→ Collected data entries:

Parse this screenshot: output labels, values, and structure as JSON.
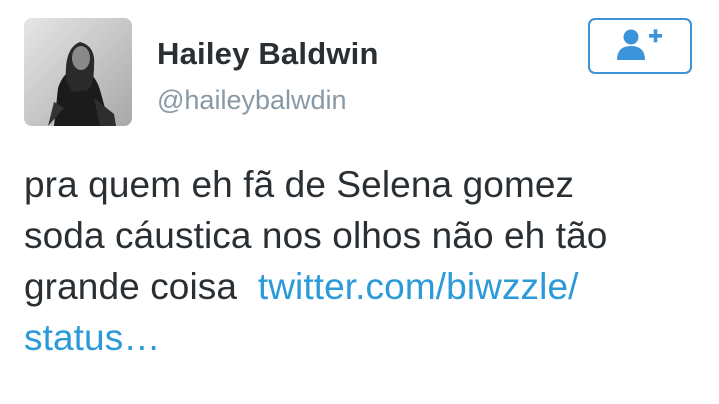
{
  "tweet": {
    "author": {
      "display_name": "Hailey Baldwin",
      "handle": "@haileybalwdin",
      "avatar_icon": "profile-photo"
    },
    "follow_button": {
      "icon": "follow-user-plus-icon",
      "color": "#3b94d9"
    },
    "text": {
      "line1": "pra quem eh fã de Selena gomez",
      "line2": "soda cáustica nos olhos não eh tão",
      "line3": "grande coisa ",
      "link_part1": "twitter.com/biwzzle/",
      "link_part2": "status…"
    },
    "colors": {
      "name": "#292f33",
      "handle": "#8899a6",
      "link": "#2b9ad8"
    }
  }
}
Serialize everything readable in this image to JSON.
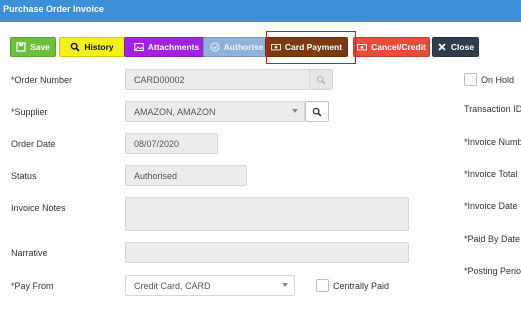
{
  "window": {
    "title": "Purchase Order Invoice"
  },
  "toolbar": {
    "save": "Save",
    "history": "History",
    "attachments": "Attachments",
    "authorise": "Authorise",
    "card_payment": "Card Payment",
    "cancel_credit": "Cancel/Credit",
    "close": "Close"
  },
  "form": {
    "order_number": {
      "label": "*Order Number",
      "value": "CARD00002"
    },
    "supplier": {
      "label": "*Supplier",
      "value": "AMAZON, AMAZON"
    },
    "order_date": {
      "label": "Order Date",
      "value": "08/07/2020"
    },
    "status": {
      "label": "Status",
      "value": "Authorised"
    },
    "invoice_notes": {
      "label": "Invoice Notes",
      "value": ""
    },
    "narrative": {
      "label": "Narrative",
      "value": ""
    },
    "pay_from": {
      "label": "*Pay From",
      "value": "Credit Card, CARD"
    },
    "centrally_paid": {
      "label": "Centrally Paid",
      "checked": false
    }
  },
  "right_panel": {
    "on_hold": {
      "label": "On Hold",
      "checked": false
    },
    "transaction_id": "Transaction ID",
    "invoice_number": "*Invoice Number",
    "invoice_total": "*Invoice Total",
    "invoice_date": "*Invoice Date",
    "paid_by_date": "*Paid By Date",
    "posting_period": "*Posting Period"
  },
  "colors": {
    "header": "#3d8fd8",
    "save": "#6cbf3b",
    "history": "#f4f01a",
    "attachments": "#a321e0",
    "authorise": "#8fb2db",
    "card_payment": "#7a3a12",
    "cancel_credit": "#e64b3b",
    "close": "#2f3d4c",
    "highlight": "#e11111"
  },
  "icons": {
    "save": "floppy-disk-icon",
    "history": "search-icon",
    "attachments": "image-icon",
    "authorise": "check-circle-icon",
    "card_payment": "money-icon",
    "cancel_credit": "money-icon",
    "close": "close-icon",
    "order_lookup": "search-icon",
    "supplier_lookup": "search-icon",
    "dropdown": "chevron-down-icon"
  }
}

==

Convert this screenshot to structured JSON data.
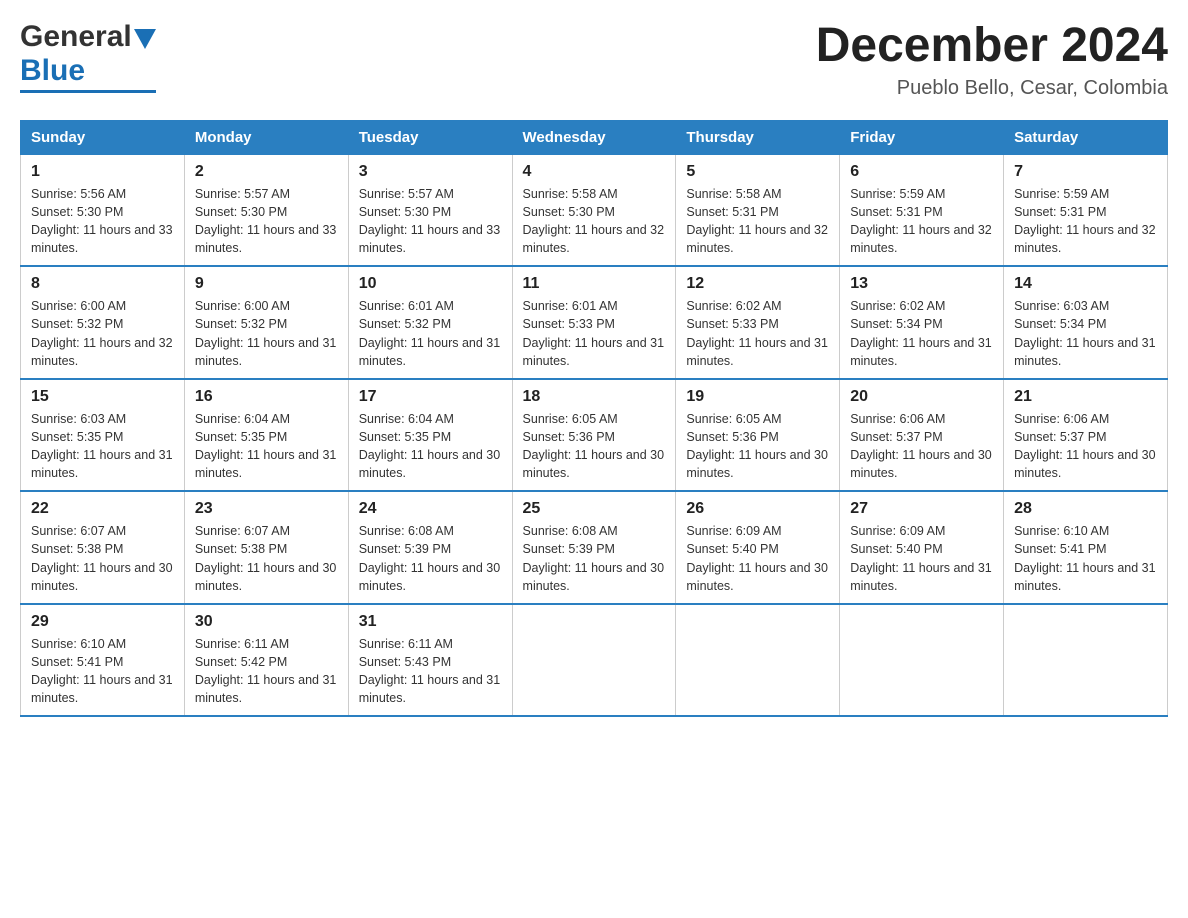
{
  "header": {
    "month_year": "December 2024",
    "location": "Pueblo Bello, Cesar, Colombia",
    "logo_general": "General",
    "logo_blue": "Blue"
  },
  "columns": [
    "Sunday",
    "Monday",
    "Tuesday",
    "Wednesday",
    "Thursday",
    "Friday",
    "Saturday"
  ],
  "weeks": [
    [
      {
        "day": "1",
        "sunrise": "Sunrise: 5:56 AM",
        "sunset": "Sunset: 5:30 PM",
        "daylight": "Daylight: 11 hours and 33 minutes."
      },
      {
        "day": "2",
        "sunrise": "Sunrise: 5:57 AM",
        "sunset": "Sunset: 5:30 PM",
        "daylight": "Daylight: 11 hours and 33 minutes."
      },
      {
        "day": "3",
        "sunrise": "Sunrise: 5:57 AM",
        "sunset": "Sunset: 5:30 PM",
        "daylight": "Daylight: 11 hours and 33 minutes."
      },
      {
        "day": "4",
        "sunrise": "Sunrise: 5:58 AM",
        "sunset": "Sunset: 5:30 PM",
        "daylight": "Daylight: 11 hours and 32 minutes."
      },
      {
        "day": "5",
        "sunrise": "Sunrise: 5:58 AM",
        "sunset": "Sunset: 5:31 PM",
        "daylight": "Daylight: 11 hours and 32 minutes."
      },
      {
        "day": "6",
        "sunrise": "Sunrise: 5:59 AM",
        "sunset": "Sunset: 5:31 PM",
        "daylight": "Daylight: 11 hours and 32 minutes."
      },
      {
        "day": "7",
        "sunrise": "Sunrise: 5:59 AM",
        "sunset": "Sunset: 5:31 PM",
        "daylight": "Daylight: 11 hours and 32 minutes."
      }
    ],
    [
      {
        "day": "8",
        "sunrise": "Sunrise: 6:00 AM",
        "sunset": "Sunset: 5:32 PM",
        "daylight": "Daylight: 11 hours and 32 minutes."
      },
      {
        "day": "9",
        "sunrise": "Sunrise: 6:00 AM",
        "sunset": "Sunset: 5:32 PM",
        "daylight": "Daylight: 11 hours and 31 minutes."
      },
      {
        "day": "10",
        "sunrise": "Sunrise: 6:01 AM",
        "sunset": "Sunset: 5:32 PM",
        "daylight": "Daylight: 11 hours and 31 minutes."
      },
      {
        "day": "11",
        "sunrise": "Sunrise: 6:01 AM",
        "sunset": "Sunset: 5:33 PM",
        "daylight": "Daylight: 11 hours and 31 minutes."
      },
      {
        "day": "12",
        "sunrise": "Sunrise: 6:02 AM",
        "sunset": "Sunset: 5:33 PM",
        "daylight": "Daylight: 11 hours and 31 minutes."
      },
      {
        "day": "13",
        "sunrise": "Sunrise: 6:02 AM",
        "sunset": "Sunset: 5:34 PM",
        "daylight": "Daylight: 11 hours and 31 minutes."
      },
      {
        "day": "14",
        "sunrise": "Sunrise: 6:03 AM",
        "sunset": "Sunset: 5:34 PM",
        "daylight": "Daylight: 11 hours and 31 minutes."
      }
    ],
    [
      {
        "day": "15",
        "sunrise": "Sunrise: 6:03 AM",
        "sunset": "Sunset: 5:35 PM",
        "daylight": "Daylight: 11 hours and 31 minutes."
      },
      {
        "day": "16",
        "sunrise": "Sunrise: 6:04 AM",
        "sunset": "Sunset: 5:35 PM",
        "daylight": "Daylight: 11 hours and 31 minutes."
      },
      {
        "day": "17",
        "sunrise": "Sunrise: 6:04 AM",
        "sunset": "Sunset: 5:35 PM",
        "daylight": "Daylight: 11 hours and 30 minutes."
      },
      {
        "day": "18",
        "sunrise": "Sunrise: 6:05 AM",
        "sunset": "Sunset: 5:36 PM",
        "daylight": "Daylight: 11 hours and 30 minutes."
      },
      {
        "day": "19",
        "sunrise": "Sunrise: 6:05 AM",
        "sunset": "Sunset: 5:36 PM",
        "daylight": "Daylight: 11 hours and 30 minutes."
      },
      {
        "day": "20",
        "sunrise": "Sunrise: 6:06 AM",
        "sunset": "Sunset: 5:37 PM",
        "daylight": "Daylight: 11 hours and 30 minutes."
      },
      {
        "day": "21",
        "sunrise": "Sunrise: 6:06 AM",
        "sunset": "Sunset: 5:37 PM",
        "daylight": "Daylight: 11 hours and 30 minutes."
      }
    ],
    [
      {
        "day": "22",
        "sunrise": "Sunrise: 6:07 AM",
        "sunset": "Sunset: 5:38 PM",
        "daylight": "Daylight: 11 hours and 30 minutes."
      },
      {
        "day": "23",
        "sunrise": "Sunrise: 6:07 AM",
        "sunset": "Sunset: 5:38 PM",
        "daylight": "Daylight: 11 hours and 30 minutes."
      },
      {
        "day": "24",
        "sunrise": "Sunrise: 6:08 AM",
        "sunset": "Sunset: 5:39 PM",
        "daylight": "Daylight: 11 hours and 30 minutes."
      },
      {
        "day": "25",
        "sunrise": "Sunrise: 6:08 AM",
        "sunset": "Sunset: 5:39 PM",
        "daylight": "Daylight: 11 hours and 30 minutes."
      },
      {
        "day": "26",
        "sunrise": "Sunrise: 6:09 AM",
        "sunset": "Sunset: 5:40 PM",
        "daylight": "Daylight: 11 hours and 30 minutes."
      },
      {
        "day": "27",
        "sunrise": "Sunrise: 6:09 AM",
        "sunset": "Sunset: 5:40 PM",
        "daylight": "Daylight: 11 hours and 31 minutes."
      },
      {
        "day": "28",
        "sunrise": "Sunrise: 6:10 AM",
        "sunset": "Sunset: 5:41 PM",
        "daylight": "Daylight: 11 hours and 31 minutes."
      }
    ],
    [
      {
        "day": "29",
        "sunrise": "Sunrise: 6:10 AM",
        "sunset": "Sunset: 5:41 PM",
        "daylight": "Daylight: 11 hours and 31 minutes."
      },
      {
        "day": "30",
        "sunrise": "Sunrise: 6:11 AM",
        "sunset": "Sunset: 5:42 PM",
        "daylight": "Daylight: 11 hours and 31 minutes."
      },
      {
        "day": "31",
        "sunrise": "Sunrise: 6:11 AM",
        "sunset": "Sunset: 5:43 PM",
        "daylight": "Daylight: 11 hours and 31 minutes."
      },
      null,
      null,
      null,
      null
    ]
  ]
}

...

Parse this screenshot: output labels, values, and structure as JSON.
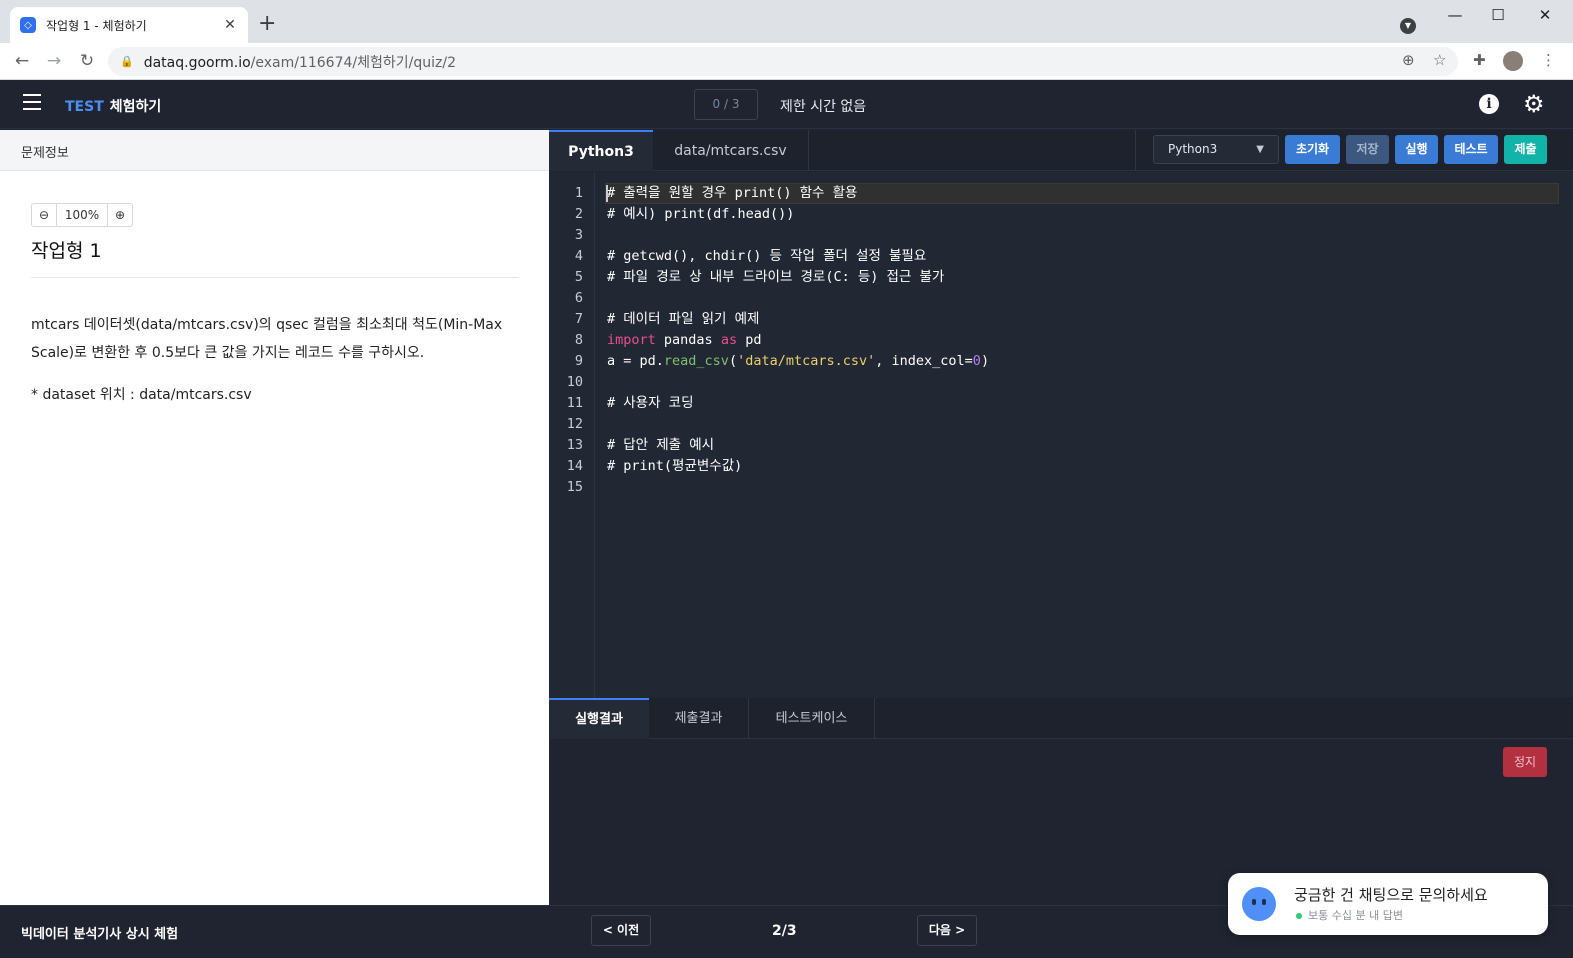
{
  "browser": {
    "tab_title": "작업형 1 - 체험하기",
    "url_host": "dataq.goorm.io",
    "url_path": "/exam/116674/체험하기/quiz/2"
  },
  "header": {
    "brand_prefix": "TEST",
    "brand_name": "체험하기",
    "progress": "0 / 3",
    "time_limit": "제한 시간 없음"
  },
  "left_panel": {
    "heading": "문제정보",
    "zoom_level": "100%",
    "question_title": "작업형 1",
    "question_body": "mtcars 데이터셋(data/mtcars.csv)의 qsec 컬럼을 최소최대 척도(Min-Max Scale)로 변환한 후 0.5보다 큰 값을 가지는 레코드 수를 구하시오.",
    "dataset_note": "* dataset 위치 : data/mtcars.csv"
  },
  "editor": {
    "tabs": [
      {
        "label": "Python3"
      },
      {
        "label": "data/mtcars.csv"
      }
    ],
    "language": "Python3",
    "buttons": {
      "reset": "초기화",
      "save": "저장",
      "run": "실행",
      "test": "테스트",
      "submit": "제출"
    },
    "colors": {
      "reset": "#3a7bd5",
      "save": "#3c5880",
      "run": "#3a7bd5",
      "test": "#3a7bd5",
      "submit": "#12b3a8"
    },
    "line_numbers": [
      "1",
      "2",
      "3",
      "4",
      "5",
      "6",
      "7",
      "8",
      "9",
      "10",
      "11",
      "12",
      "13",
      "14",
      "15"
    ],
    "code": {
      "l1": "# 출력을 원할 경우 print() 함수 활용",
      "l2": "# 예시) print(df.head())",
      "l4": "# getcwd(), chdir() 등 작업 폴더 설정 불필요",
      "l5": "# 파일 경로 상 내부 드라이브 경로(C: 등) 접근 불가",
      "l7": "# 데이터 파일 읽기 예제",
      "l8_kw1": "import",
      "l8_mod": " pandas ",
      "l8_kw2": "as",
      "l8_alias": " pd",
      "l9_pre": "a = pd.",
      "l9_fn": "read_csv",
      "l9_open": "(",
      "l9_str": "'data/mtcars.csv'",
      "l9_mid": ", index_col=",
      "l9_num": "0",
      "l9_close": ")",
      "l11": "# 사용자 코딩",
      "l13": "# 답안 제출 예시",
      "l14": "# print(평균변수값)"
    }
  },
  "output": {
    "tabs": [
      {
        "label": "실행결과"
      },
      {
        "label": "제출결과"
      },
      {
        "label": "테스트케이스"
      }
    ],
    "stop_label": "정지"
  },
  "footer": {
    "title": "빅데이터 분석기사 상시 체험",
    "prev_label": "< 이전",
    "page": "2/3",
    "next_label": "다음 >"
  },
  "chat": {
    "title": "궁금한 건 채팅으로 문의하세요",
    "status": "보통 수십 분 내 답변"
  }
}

→ EXERCISE:
Copy every line of the listing that contains the word "history".

→ RIGHT ANSWER:
    "history": "History",
    "history": "#f4f01a",
    "history": "search-icon",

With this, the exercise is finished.